GOAL OF THE EXERCISE: Your answer must consist solely of the number of lines that contain the word "Options".

______

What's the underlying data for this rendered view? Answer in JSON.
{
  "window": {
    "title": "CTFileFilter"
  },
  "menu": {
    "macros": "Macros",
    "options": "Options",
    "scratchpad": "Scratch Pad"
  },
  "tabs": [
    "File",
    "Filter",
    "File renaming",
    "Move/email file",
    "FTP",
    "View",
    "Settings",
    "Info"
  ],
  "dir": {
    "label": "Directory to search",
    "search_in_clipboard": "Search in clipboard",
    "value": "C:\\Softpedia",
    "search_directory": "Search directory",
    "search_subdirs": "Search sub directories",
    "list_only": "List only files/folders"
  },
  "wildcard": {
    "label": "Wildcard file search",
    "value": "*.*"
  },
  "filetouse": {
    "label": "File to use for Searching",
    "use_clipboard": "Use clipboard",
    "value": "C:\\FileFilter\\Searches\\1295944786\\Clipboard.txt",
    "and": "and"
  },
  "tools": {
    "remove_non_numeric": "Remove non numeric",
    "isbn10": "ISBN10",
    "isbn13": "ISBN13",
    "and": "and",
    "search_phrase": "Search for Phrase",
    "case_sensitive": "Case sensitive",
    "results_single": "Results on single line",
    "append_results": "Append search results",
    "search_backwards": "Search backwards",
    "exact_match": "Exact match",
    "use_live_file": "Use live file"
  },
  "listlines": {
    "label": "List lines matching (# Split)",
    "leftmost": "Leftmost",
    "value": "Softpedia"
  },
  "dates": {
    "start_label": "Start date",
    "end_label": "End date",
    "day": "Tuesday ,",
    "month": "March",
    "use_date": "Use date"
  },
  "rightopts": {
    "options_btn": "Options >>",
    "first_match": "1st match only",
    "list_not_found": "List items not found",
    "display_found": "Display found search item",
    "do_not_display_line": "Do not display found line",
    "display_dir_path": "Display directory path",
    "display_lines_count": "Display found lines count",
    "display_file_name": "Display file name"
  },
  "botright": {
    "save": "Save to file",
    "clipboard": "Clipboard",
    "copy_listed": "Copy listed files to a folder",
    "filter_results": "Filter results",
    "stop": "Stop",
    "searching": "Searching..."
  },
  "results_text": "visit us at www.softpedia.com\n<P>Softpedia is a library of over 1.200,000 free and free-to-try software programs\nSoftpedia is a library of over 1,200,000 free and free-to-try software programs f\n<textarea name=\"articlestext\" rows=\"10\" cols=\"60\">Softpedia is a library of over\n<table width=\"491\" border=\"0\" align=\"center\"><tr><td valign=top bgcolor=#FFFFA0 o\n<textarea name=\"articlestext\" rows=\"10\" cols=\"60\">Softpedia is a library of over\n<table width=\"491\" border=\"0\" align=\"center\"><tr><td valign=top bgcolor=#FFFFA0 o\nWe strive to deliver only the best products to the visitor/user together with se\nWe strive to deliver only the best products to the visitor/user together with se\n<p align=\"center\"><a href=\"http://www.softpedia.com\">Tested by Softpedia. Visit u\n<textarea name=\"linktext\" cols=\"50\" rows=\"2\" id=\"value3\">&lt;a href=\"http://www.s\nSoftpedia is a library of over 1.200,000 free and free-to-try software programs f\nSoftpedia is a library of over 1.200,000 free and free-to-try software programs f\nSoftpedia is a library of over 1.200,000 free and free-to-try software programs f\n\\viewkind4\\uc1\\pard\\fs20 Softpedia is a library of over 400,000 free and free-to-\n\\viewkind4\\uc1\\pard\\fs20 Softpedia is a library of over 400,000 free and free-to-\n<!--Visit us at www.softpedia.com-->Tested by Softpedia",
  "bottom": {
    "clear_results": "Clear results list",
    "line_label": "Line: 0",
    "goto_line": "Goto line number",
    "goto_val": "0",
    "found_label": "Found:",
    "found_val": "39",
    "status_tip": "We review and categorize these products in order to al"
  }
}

______

CORRECT ANSWER: 2